● Directive
Each line below either holds the string "HTTP请求默认值" or doesn't. Count those that do and give only the number.

[Extracted data entries]

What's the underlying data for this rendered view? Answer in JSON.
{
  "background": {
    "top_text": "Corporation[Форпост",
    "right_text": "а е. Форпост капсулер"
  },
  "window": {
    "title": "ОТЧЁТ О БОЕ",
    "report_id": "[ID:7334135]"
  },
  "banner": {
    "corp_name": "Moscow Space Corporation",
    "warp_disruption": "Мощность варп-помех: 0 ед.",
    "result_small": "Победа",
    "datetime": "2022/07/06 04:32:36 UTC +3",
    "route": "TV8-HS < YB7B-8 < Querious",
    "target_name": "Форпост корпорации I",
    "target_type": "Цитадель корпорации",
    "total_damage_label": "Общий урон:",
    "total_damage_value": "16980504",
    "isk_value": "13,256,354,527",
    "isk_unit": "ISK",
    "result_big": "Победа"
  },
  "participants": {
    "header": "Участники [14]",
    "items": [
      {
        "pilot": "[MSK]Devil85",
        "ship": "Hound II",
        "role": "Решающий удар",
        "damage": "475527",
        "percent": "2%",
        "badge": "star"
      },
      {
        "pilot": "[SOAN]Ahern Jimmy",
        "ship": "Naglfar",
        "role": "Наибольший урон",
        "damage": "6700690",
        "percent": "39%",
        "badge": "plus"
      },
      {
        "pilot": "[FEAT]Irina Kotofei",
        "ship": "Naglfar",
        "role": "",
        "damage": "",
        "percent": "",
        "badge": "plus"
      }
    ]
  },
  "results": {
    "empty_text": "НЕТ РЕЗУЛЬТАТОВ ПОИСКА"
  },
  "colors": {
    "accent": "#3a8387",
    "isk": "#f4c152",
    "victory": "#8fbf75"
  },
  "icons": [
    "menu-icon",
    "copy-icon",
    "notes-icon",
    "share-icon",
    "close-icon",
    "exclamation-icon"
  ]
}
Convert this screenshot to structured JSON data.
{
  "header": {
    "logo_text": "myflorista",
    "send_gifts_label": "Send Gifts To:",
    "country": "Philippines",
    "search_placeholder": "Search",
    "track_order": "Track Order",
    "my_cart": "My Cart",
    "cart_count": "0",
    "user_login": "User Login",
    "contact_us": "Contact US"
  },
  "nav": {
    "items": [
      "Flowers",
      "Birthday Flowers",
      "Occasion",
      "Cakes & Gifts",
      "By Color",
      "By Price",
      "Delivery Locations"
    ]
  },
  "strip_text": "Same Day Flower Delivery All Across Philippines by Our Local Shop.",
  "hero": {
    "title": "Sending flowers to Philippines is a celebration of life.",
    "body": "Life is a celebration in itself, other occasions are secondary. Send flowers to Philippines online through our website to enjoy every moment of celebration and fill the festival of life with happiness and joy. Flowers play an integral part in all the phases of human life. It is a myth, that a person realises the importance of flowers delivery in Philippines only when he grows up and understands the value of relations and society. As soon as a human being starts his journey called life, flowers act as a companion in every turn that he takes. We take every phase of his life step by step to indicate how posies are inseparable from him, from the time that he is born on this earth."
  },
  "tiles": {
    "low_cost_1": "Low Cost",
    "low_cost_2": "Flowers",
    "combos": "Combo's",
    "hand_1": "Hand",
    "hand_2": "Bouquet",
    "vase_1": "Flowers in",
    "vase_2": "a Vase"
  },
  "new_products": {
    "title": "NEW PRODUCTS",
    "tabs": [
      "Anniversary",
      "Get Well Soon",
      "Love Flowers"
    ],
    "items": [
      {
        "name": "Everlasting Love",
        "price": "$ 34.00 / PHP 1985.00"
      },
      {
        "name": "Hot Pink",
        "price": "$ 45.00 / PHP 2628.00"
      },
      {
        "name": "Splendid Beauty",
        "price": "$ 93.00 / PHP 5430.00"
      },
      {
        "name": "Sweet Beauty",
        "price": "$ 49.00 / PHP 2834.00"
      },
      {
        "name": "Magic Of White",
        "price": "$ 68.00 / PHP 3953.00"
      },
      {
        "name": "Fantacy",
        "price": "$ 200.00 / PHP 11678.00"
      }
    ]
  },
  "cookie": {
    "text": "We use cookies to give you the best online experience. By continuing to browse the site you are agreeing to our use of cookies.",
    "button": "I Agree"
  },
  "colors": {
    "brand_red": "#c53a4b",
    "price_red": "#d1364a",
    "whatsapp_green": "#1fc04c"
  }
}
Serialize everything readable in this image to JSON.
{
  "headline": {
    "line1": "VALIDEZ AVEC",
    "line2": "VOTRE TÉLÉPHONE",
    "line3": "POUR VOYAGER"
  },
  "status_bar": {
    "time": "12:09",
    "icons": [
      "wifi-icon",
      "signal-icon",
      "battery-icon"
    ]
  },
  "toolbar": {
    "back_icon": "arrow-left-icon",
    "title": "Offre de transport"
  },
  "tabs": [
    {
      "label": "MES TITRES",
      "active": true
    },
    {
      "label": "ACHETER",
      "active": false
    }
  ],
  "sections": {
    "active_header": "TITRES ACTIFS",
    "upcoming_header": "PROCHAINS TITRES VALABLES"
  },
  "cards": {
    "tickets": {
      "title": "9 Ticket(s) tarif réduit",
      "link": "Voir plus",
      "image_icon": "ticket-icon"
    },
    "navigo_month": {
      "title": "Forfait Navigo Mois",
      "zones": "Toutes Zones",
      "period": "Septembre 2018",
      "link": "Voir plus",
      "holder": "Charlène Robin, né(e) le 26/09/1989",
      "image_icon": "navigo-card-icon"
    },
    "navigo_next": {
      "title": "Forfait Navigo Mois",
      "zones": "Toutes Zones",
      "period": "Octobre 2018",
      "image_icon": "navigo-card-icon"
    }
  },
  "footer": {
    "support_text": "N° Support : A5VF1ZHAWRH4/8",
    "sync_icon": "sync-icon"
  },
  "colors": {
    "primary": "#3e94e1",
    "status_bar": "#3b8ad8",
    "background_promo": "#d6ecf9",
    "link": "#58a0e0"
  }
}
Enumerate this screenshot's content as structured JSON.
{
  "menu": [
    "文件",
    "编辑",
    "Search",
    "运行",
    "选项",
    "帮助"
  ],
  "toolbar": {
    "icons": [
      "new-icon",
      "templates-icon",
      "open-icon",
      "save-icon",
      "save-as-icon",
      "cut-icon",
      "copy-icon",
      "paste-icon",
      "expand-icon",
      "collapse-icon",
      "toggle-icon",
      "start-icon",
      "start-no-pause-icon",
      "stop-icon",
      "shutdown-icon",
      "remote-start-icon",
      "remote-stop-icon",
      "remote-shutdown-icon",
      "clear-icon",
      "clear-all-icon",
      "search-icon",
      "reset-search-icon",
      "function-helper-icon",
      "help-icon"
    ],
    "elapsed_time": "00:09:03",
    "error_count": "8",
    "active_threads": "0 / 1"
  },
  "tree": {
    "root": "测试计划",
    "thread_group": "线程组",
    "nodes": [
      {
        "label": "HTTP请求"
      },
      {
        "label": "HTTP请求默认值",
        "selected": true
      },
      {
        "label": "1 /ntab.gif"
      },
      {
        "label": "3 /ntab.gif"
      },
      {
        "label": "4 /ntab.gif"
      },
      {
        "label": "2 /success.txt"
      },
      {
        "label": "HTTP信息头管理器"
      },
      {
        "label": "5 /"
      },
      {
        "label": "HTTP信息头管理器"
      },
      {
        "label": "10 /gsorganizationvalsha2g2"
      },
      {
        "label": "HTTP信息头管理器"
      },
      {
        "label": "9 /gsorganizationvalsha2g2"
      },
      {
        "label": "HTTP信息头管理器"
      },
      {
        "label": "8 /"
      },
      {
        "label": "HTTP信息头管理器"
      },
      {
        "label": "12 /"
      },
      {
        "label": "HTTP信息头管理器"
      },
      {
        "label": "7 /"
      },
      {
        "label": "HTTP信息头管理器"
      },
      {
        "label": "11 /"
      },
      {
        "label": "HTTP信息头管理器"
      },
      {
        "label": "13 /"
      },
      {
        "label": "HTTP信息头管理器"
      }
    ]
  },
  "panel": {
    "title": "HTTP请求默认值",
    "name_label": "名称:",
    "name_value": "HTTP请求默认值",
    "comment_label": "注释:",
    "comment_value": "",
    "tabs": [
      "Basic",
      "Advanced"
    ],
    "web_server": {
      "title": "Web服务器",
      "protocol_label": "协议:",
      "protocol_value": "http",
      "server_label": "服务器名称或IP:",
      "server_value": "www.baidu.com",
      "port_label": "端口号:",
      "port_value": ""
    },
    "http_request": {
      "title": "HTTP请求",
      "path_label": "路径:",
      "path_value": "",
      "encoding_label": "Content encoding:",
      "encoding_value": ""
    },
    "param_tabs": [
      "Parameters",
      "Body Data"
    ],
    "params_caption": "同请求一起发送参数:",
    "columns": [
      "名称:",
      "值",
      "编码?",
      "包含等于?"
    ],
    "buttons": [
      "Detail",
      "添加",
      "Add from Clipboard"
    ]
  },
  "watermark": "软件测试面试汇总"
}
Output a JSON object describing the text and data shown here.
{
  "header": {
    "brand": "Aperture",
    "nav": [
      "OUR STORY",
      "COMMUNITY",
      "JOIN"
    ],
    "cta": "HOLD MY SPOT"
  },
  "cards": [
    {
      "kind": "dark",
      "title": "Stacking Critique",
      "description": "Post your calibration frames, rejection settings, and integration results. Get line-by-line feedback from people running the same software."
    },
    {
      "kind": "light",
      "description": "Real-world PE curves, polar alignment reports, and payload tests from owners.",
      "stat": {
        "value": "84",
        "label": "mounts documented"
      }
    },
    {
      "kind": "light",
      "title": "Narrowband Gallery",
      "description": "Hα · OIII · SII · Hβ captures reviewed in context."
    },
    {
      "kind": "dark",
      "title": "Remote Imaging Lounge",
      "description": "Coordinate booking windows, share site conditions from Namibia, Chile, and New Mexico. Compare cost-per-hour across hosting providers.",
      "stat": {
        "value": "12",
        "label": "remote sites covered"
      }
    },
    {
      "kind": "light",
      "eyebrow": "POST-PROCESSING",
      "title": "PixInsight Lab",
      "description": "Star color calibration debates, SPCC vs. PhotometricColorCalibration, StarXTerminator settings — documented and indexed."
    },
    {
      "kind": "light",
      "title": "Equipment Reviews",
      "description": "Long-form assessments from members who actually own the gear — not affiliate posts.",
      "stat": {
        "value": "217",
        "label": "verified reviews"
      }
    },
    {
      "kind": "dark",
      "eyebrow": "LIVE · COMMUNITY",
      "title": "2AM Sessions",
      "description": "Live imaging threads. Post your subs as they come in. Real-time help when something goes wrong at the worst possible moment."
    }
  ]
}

● Final answer
3